_Given request_: Filter the entries below, keeping every line that has the word "this".

_Supplied entries_:
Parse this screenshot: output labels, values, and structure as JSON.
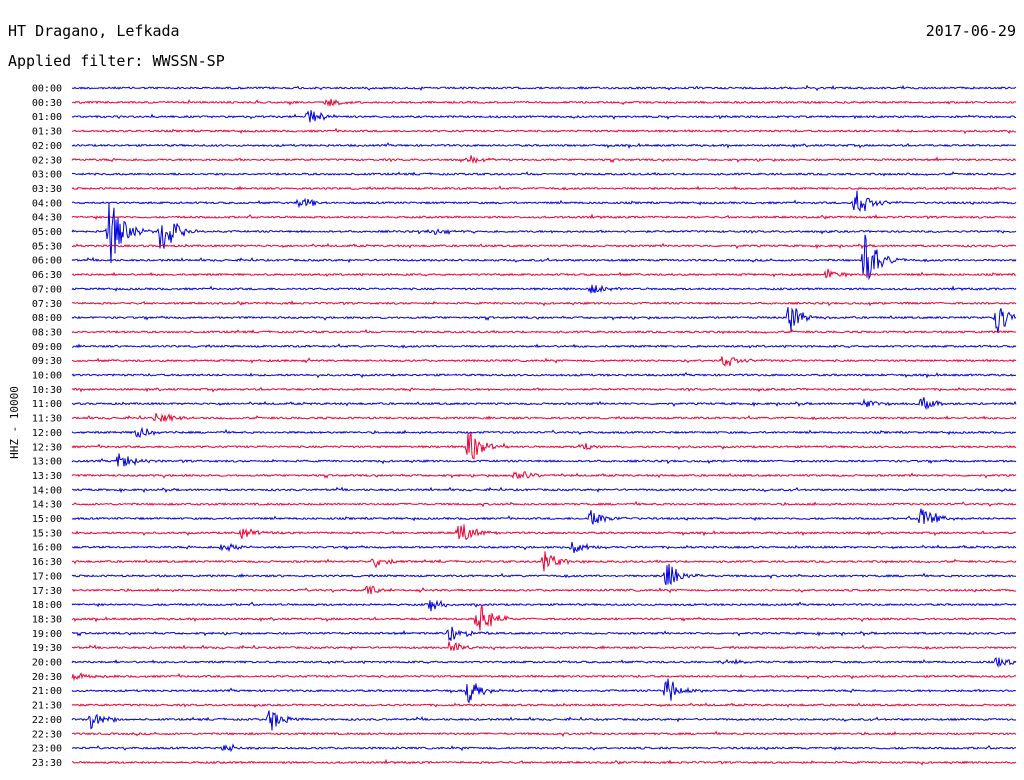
{
  "header": {
    "station": "HT Dragano, Lefkada",
    "date": "2017-06-29",
    "filter": "Applied filter: WWSSN-SP"
  },
  "chart_data": {
    "type": "line",
    "subtype": "helicorder",
    "ylabel": "HHZ - 10000",
    "row_labels": [
      "00:00",
      "00:30",
      "01:00",
      "01:30",
      "02:00",
      "02:30",
      "03:00",
      "03:30",
      "04:00",
      "04:30",
      "05:00",
      "05:30",
      "06:00",
      "06:30",
      "07:00",
      "07:30",
      "08:00",
      "08:30",
      "09:00",
      "09:30",
      "10:00",
      "10:30",
      "11:00",
      "11:30",
      "12:00",
      "12:30",
      "13:00",
      "13:30",
      "14:00",
      "14:30",
      "15:00",
      "15:30",
      "16:00",
      "16:30",
      "17:00",
      "17:30",
      "18:00",
      "18:30",
      "19:00",
      "19:30",
      "20:00",
      "20:30",
      "21:00",
      "21:30",
      "22:00",
      "22:30",
      "23:00",
      "23:30"
    ],
    "colors": {
      "even": "#0000dd",
      "odd": "#ee0033"
    },
    "events": [
      {
        "row": 1,
        "pos": 0.27,
        "amp": 0.35
      },
      {
        "row": 2,
        "pos": 0.25,
        "amp": 0.6
      },
      {
        "row": 5,
        "pos": 0.42,
        "amp": 0.3
      },
      {
        "row": 8,
        "pos": 0.24,
        "amp": 0.5
      },
      {
        "row": 8,
        "pos": 0.83,
        "amp": 1.2
      },
      {
        "row": 10,
        "pos": 0.04,
        "amp": 2.5
      },
      {
        "row": 10,
        "pos": 0.094,
        "amp": 2.0
      },
      {
        "row": 10,
        "pos": 0.38,
        "amp": 0.3
      },
      {
        "row": 12,
        "pos": 0.84,
        "amp": 2.0
      },
      {
        "row": 13,
        "pos": 0.8,
        "amp": 0.4
      },
      {
        "row": 14,
        "pos": 0.55,
        "amp": 0.4
      },
      {
        "row": 16,
        "pos": 0.76,
        "amp": 1.1
      },
      {
        "row": 16,
        "pos": 0.98,
        "amp": 1.2
      },
      {
        "row": 19,
        "pos": 0.69,
        "amp": 0.6
      },
      {
        "row": 22,
        "pos": 0.84,
        "amp": 0.4
      },
      {
        "row": 22,
        "pos": 0.9,
        "amp": 0.5
      },
      {
        "row": 23,
        "pos": 0.09,
        "amp": 0.5
      },
      {
        "row": 24,
        "pos": 0.07,
        "amp": 0.5
      },
      {
        "row": 25,
        "pos": 0.42,
        "amp": 1.3
      },
      {
        "row": 25,
        "pos": 0.54,
        "amp": 0.4
      },
      {
        "row": 26,
        "pos": 0.05,
        "amp": 0.7
      },
      {
        "row": 27,
        "pos": 0.47,
        "amp": 0.6
      },
      {
        "row": 30,
        "pos": 0.55,
        "amp": 0.6
      },
      {
        "row": 30,
        "pos": 0.9,
        "amp": 1.0
      },
      {
        "row": 31,
        "pos": 0.18,
        "amp": 0.5
      },
      {
        "row": 31,
        "pos": 0.41,
        "amp": 0.9
      },
      {
        "row": 32,
        "pos": 0.16,
        "amp": 0.4
      },
      {
        "row": 32,
        "pos": 0.53,
        "amp": 0.6
      },
      {
        "row": 33,
        "pos": 0.5,
        "amp": 0.9
      },
      {
        "row": 33,
        "pos": 0.32,
        "amp": 0.5
      },
      {
        "row": 34,
        "pos": 0.63,
        "amp": 1.2
      },
      {
        "row": 35,
        "pos": 0.31,
        "amp": 0.5
      },
      {
        "row": 36,
        "pos": 0.38,
        "amp": 0.5
      },
      {
        "row": 37,
        "pos": 0.43,
        "amp": 1.4
      },
      {
        "row": 38,
        "pos": 0.4,
        "amp": 0.8
      },
      {
        "row": 39,
        "pos": 0.4,
        "amp": 0.5
      },
      {
        "row": 40,
        "pos": 0.69,
        "amp": 0.3
      },
      {
        "row": 40,
        "pos": 0.98,
        "amp": 0.4
      },
      {
        "row": 41,
        "pos": 0.0,
        "amp": 0.4
      },
      {
        "row": 42,
        "pos": 0.42,
        "amp": 0.9
      },
      {
        "row": 42,
        "pos": 0.63,
        "amp": 1.1
      },
      {
        "row": 44,
        "pos": 0.02,
        "amp": 0.7
      },
      {
        "row": 44,
        "pos": 0.21,
        "amp": 0.9
      },
      {
        "row": 46,
        "pos": 0.16,
        "amp": 0.3
      }
    ]
  }
}
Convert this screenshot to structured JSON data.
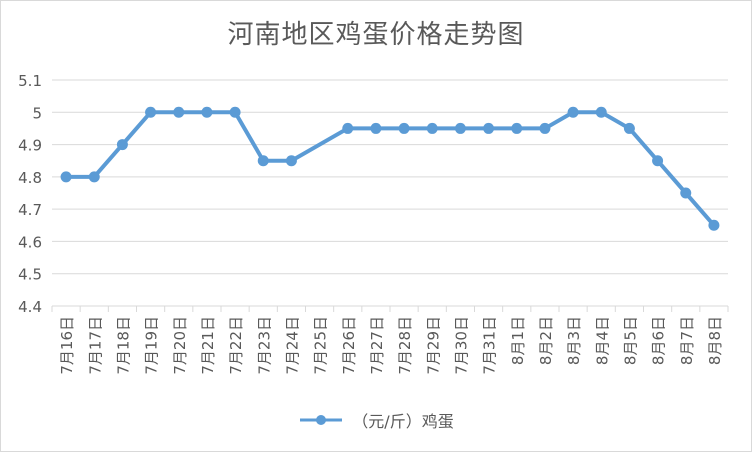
{
  "chart_data": {
    "type": "line",
    "title": "河南地区鸡蛋价格走势图",
    "xlabel": "",
    "ylabel": "",
    "categories": [
      "7月16日",
      "7月17日",
      "7月18日",
      "7月19日",
      "7月20日",
      "7月21日",
      "7月22日",
      "7月23日",
      "7月24日",
      "7月25日",
      "7月26日",
      "7月27日",
      "7月28日",
      "7月29日",
      "7月30日",
      "7月31日",
      "8月1日",
      "8月2日",
      "8月3日",
      "8月4日",
      "8月5日",
      "8月6日",
      "8月7日",
      "8月8日"
    ],
    "series": [
      {
        "name": "（元/斤）鸡蛋",
        "color": "#5b9bd5",
        "values": [
          4.8,
          4.8,
          4.9,
          5.0,
          5.0,
          5.0,
          5.0,
          4.85,
          4.85,
          null,
          4.95,
          4.95,
          4.95,
          4.95,
          4.95,
          4.95,
          4.95,
          4.95,
          5.0,
          5.0,
          4.95,
          4.85,
          4.75,
          4.65
        ]
      }
    ],
    "ylim": [
      4.4,
      5.1
    ],
    "yticks": [
      4.4,
      4.5,
      4.6,
      4.7,
      4.8,
      4.9,
      5.0,
      5.1
    ],
    "ytick_labels": [
      "4.4",
      "4.5",
      "4.6",
      "4.7",
      "4.8",
      "4.9",
      "5",
      "5.1"
    ],
    "grid": true,
    "legend": "bottom",
    "gap_handling": "connect"
  }
}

_Exercise solution_:
Parse this screenshot: output labels, values, and structure as JSON.
Convert this screenshot to structured JSON data.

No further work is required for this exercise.